>> begin

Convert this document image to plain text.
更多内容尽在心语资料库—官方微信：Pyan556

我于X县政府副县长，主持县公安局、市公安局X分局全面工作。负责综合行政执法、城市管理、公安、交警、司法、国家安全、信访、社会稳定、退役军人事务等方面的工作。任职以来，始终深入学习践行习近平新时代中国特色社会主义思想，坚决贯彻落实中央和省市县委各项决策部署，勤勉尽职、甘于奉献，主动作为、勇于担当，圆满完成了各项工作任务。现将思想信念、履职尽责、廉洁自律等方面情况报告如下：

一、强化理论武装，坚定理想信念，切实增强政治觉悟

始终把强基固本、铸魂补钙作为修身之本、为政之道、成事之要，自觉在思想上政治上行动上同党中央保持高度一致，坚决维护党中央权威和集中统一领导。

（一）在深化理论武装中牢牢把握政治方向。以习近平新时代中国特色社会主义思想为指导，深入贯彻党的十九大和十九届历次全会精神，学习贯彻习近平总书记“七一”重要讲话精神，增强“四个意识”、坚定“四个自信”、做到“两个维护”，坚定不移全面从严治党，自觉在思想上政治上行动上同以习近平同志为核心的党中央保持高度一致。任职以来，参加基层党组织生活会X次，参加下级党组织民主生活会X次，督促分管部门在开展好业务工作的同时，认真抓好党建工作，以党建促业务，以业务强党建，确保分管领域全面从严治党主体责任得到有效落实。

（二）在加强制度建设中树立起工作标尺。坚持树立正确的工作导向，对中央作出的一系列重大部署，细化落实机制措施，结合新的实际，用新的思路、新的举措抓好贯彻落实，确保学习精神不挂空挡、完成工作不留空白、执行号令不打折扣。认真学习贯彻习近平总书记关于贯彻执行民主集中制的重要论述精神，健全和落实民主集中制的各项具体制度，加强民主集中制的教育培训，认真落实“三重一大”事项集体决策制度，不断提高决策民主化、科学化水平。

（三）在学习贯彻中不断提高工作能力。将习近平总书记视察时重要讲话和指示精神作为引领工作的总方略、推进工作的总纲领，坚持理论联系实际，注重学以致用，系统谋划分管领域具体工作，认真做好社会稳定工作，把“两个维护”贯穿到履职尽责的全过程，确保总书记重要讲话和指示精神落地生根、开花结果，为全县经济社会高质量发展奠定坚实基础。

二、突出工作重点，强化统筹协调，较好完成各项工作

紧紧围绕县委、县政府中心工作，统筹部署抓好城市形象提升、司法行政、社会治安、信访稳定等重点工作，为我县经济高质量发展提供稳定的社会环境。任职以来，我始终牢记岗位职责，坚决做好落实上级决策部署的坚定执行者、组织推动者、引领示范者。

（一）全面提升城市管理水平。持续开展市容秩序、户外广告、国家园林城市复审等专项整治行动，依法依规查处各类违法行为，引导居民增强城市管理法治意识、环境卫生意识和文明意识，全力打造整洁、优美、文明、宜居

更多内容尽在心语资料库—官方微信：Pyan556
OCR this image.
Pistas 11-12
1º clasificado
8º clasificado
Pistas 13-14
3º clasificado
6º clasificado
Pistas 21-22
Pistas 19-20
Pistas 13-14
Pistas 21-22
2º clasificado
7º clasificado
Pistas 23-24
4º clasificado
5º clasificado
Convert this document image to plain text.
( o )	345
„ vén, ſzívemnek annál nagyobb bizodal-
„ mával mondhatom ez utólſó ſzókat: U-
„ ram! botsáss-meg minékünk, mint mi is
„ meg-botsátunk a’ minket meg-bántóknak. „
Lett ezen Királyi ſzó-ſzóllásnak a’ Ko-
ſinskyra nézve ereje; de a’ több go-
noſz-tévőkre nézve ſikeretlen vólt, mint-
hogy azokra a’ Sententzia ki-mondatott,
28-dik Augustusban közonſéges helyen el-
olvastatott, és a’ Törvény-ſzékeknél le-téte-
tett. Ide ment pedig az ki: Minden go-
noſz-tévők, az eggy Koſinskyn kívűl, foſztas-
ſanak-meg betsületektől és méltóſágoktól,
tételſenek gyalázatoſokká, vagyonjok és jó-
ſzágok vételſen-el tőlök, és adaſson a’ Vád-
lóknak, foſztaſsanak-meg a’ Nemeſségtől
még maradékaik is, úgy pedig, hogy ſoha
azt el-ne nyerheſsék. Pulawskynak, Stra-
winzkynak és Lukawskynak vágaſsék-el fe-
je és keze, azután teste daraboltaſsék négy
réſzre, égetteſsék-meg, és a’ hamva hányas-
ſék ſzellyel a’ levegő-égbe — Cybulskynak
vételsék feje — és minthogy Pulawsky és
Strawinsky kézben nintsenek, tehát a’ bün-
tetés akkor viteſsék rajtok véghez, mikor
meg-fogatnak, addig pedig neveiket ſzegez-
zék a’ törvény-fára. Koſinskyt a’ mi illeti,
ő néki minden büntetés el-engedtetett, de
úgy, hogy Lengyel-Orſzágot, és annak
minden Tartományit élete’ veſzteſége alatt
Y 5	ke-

>> end

> [To do]
Transcribe all of the material exactly. Omit nothing.

> [Solution]
Convert this document image to plain text.
更多内容尽在心语资料库—官方微信：Pyan556

我于X县政府副县长，主持县公安局、市公安局X分局全面工作。负责综合行政执法、城市管理、公安、交警、司法、国家安全、信访、社会稳定、退役军人事务等方面的工作。任职以来，始终深入学习践行习近平新时代中国特色社会主义思想，坚决贯彻落实中央和省市县委各项决策部署，勤勉尽职、甘于奉献，主动作为、勇于担当，圆满完成了各项工作任务。现将思想信念、履职尽责、廉洁自律等方面情况报告如下：

一、强化理论武装，坚定理想信念，切实增强政治觉悟

始终把强基固本、铸魂补钙作为修身之本、为政之道、成事之要，自觉在思想上政治上行动上同党中央保持高度一致，坚决维护党中央权威和集中统一领导。

（一）在深化理论武装中牢牢把握政治方向。以习近平新时代中国特色社会主义思想为指导，深入贯彻党的十九大和十九届历次全会精神，学习贯彻习近平总书记“七一”重要讲话精神，增强“四个意识”、坚定“四个自信”、做到“两个维护”，坚定不移全面从严治党，自觉在思想上政治上行动上同以习近平同志为核心的党中央保持高度一致。任职以来，参加基层党组织生活会X次，参加下级党组织民主生活会X次，督促分管部门在开展好业务工作的同时，认真抓好党建工作，以党建促业务，以业务强党建，确保分管领域全面从严治党主体责任得到有效落实。

（二）在加强制度建设中树立起工作标尺。坚持树立正确的工作导向，对中央作出的一系列重大部署，细化落实机制措施，结合新的实际，用新的思路、新的举措抓好贯彻落实，确保学习精神不挂空挡、完成工作不留空白、执行号令不打折扣。认真学习贯彻习近平总书记关于贯彻执行民主集中制的重要论述精神，健全和落实民主集中制的各项具体制度，加强民主集中制的教育培训，认真落实“三重一大”事项集体决策制度，不断提高决策民主化、科学化水平。

（三）在学习贯彻中不断提高工作能力。将习近平总书记视察时重要讲话和指示精神作为引领工作的总方略、推进工作的总纲领，坚持理论联系实际，注重学以致用，系统谋划分管领域具体工作，认真做好社会稳定工作，把“两个维护”贯穿到履职尽责的全过程，确保总书记重要讲话和指示精神落地生根、开花结果，为全县经济社会高质量发展奠定坚实基础。

二、突出工作重点，强化统筹协调，较好完成各项工作

紧紧围绕县委、县政府中心工作，统筹部署抓好城市形象提升、司法行政、社会治安、信访稳定等重点工作，为我县经济高质量发展提供稳定的社会环境。任职以来，我始终牢记岗位职责，坚决做好落实上级决策部署的坚定执行者、组织推动者、引领示范者。

（一）全面提升城市管理水平。持续开展市容秩序、户外广告、国家园林城市复审等专项整治行动，依法依规查处各类违法行为，引导居民增强城市管理法治意识、环境卫生意识和文明意识，全力打造整洁、优美、文明、宜居

更多内容尽在心语资料库—官方微信：Pyan556
OCR this image.
Pistas 11-12
1º clasificado
8º clasificado
Pistas 13-14
3º clasificado
6º clasificado
Pistas 21-22
Pistas 19-20
Pistas 13-14
Pistas 21-22
2º clasificado
7º clasificado
Pistas 23-24
4º clasificado
5º clasificado
Convert this document image to plain text.
( o )	345
„ vén, ſzívemnek annál nagyobb bizodal-
„ mával mondhatom ez utólſó ſzókat: U-
„ ram! botsáss-meg minékünk, mint mi is
„ meg-botsátunk a’ minket meg-bántóknak. „
Lett ezen Királyi ſzó-ſzóllásnak a’ Ko-
ſinskyra nézve ereje; de a’ több go-
noſz-tévőkre nézve ſikeretlen vólt, mint-
hogy azokra a’ Sententzia ki-mondatott,
28-dik Augustusban közonſéges helyen el-
olvastatott, és a’ Törvény-ſzékeknél le-téte-
tett. Ide ment pedig az ki: Minden go-
noſz-tévők, az eggy Koſinskyn kívűl, foſztas-
ſanak-meg betsületektől és méltóſágoktól,
tételſenek gyalázatoſokká, vagyonjok és jó-
ſzágok vételſen-el tőlök, és adaſson a’ Vád-
lóknak, foſztaſsanak-meg a’ Nemeſségtől
még maradékaik is, úgy pedig, hogy ſoha
azt el-ne nyerheſsék. Pulawskynak, Stra-
winzkynak és Lukawskynak vágaſsék-el fe-
je és keze, azután teste daraboltaſsék négy
réſzre, égetteſsék-meg, és a’ hamva hányas-
ſék ſzellyel a’ levegő-égbe — Cybulskynak
vételsék feje — és minthogy Pulawsky és
Strawinsky kézben nintsenek, tehát a’ bün-
tetés akkor viteſsék rajtok véghez, mikor
meg-fogatnak, addig pedig neveiket ſzegez-
zék a’ törvény-fára. Koſinskyt a’ mi illeti,
ő néki minden büntetés el-engedtetett, de
úgy, hogy Lengyel-Orſzágot, és annak
minden Tartományit élete’ veſzteſége alatt
Y 5	ke-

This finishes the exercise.